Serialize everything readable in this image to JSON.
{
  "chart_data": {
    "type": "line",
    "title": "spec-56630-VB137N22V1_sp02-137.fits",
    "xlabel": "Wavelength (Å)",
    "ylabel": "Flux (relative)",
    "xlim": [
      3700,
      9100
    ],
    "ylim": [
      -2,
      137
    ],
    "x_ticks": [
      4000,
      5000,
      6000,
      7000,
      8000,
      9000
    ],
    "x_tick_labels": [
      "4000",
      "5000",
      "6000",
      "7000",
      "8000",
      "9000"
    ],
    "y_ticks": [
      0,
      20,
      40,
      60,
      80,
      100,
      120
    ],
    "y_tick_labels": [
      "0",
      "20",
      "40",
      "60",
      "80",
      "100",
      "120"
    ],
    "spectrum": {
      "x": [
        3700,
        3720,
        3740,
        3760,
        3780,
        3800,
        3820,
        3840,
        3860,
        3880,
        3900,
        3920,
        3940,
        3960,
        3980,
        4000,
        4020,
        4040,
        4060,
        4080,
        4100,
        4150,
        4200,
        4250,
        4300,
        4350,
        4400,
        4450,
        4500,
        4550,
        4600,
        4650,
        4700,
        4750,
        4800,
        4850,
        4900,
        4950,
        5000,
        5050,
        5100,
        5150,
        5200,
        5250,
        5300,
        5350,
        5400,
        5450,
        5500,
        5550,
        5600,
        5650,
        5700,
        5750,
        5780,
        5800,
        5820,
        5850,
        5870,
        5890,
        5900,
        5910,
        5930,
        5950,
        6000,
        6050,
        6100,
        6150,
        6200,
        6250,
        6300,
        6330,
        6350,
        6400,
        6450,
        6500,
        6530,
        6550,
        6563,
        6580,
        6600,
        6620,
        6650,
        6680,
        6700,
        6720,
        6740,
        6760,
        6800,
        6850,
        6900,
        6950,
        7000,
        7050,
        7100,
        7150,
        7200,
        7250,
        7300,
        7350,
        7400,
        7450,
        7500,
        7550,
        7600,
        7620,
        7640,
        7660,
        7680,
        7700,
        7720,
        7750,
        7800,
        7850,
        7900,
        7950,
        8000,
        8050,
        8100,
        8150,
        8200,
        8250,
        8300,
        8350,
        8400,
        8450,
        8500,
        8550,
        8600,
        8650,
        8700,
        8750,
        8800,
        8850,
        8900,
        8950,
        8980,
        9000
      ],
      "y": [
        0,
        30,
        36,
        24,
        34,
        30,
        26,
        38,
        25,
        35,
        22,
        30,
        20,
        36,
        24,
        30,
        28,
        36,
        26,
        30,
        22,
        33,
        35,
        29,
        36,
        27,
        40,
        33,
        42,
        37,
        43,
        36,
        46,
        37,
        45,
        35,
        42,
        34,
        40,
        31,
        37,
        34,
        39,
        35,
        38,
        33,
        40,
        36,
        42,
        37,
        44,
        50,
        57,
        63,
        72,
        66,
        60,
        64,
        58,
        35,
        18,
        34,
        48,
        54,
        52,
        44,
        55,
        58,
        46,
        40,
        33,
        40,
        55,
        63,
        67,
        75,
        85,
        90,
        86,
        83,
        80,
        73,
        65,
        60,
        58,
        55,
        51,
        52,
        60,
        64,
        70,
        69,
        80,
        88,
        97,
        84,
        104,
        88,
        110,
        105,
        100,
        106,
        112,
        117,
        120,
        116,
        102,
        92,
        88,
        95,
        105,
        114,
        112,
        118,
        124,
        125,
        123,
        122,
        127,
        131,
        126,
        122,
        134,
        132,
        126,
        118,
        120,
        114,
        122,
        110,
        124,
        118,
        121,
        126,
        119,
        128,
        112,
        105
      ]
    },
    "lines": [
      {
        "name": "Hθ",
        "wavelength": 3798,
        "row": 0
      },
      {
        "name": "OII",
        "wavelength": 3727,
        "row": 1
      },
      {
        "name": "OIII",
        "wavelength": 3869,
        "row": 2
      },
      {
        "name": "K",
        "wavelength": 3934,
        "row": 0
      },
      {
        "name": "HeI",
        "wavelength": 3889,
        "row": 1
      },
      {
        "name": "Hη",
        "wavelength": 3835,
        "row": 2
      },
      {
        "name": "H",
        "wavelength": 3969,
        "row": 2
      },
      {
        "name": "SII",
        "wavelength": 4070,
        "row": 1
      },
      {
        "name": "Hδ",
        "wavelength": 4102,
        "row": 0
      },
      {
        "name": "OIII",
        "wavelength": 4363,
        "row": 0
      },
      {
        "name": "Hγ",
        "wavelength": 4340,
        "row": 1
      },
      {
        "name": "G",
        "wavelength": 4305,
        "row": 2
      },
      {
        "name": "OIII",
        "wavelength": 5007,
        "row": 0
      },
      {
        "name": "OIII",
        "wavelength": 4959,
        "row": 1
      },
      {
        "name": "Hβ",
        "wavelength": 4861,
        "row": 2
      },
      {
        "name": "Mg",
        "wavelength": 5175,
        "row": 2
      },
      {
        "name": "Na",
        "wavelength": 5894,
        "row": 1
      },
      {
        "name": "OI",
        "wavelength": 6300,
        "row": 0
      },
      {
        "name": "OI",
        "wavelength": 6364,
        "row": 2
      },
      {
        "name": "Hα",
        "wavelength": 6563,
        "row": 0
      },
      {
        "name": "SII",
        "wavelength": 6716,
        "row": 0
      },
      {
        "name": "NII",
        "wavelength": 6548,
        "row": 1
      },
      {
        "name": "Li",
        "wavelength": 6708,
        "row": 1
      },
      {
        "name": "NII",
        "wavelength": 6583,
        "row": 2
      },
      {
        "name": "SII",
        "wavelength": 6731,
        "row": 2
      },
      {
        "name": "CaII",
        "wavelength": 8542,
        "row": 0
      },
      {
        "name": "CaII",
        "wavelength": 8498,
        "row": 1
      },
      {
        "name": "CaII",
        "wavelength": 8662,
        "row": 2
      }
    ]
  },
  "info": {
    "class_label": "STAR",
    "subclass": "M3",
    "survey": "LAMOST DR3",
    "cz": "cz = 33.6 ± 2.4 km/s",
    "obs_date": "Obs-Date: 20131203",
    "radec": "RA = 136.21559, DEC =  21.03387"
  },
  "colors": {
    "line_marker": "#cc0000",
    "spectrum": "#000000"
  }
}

==========

The task:
Please copy out each record, character for character.

The reply:
Serialize everything readable in this image to JSON.
{
  "chart_data": {
    "type": "line",
    "title": "spec-56630-VB137N22V1_sp02-137.fits",
    "xlabel": "Wavelength (Å)",
    "ylabel": "Flux (relative)",
    "xlim": [
      3700,
      9100
    ],
    "ylim": [
      -2,
      137
    ],
    "x_ticks": [
      4000,
      5000,
      6000,
      7000,
      8000,
      9000
    ],
    "x_tick_labels": [
      "4000",
      "5000",
      "6000",
      "7000",
      "8000",
      "9000"
    ],
    "y_ticks": [
      0,
      20,
      40,
      60,
      80,
      100,
      120
    ],
    "y_tick_labels": [
      "0",
      "20",
      "40",
      "60",
      "80",
      "100",
      "120"
    ],
    "spectrum": {
      "x": [
        3700,
        3720,
        3740,
        3760,
        3780,
        3800,
        3820,
        3840,
        3860,
        3880,
        3900,
        3920,
        3940,
        3960,
        3980,
        4000,
        4020,
        4040,
        4060,
        4080,
        4100,
        4150,
        4200,
        4250,
        4300,
        4350,
        4400,
        4450,
        4500,
        4550,
        4600,
        4650,
        4700,
        4750,
        4800,
        4850,
        4900,
        4950,
        5000,
        5050,
        5100,
        5150,
        5200,
        5250,
        5300,
        5350,
        5400,
        5450,
        5500,
        5550,
        5600,
        5650,
        5700,
        5750,
        5780,
        5800,
        5820,
        5850,
        5870,
        5890,
        5900,
        5910,
        5930,
        5950,
        6000,
        6050,
        6100,
        6150,
        6200,
        6250,
        6300,
        6330,
        6350,
        6400,
        6450,
        6500,
        6530,
        6550,
        6563,
        6580,
        6600,
        6620,
        6650,
        6680,
        6700,
        6720,
        6740,
        6760,
        6800,
        6850,
        6900,
        6950,
        7000,
        7050,
        7100,
        7150,
        7200,
        7250,
        7300,
        7350,
        7400,
        7450,
        7500,
        7550,
        7600,
        7620,
        7640,
        7660,
        7680,
        7700,
        7720,
        7750,
        7800,
        7850,
        7900,
        7950,
        8000,
        8050,
        8100,
        8150,
        8200,
        8250,
        8300,
        8350,
        8400,
        8450,
        8500,
        8550,
        8600,
        8650,
        8700,
        8750,
        8800,
        8850,
        8900,
        8950,
        8980,
        9000
      ],
      "y": [
        0,
        30,
        36,
        24,
        34,
        30,
        26,
        38,
        25,
        35,
        22,
        30,
        20,
        36,
        24,
        30,
        28,
        36,
        26,
        30,
        22,
        33,
        35,
        29,
        36,
        27,
        40,
        33,
        42,
        37,
        43,
        36,
        46,
        37,
        45,
        35,
        42,
        34,
        40,
        31,
        37,
        34,
        39,
        35,
        38,
        33,
        40,
        36,
        42,
        37,
        44,
        50,
        57,
        63,
        72,
        66,
        60,
        64,
        58,
        35,
        18,
        34,
        48,
        54,
        52,
        44,
        55,
        58,
        46,
        40,
        33,
        40,
        55,
        63,
        67,
        75,
        85,
        90,
        86,
        83,
        80,
        73,
        65,
        60,
        58,
        55,
        51,
        52,
        60,
        64,
        70,
        69,
        80,
        88,
        97,
        84,
        104,
        88,
        110,
        105,
        100,
        106,
        112,
        117,
        120,
        116,
        102,
        92,
        88,
        95,
        105,
        114,
        112,
        118,
        124,
        125,
        123,
        122,
        127,
        131,
        126,
        122,
        134,
        132,
        126,
        118,
        120,
        114,
        122,
        110,
        124,
        118,
        121,
        126,
        119,
        128,
        112,
        105
      ]
    },
    "lines": [
      {
        "name": "Hθ",
        "wavelength": 3798,
        "row": 0
      },
      {
        "name": "OII",
        "wavelength": 3727,
        "row": 1
      },
      {
        "name": "OIII",
        "wavelength": 3869,
        "row": 2
      },
      {
        "name": "K",
        "wavelength": 3934,
        "row": 0
      },
      {
        "name": "HeI",
        "wavelength": 3889,
        "row": 1
      },
      {
        "name": "Hη",
        "wavelength": 3835,
        "row": 2
      },
      {
        "name": "H",
        "wavelength": 3969,
        "row": 2
      },
      {
        "name": "SII",
        "wavelength": 4070,
        "row": 1
      },
      {
        "name": "Hδ",
        "wavelength": 4102,
        "row": 0
      },
      {
        "name": "OIII",
        "wavelength": 4363,
        "row": 0
      },
      {
        "name": "Hγ",
        "wavelength": 4340,
        "row": 1
      },
      {
        "name": "G",
        "wavelength": 4305,
        "row": 2
      },
      {
        "name": "OIII",
        "wavelength": 5007,
        "row": 0
      },
      {
        "name": "OIII",
        "wavelength": 4959,
        "row": 1
      },
      {
        "name": "Hβ",
        "wavelength": 4861,
        "row": 2
      },
      {
        "name": "Mg",
        "wavelength": 5175,
        "row": 2
      },
      {
        "name": "Na",
        "wavelength": 5894,
        "row": 1
      },
      {
        "name": "OI",
        "wavelength": 6300,
        "row": 0
      },
      {
        "name": "OI",
        "wavelength": 6364,
        "row": 2
      },
      {
        "name": "Hα",
        "wavelength": 6563,
        "row": 0
      },
      {
        "name": "SII",
        "wavelength": 6716,
        "row": 0
      },
      {
        "name": "NII",
        "wavelength": 6548,
        "row": 1
      },
      {
        "name": "Li",
        "wavelength": 6708,
        "row": 1
      },
      {
        "name": "NII",
        "wavelength": 6583,
        "row": 2
      },
      {
        "name": "SII",
        "wavelength": 6731,
        "row": 2
      },
      {
        "name": "CaII",
        "wavelength": 8542,
        "row": 0
      },
      {
        "name": "CaII",
        "wavelength": 8498,
        "row": 1
      },
      {
        "name": "CaII",
        "wavelength": 8662,
        "row": 2
      }
    ]
  },
  "info": {
    "class_label": "STAR",
    "subclass": "M3",
    "survey": "LAMOST DR3",
    "cz": "cz = 33.6 ± 2.4 km/s",
    "obs_date": "Obs-Date: 20131203",
    "radec": "RA = 136.21559, DEC =  21.03387"
  },
  "colors": {
    "line_marker": "#cc0000",
    "spectrum": "#000000"
  }
}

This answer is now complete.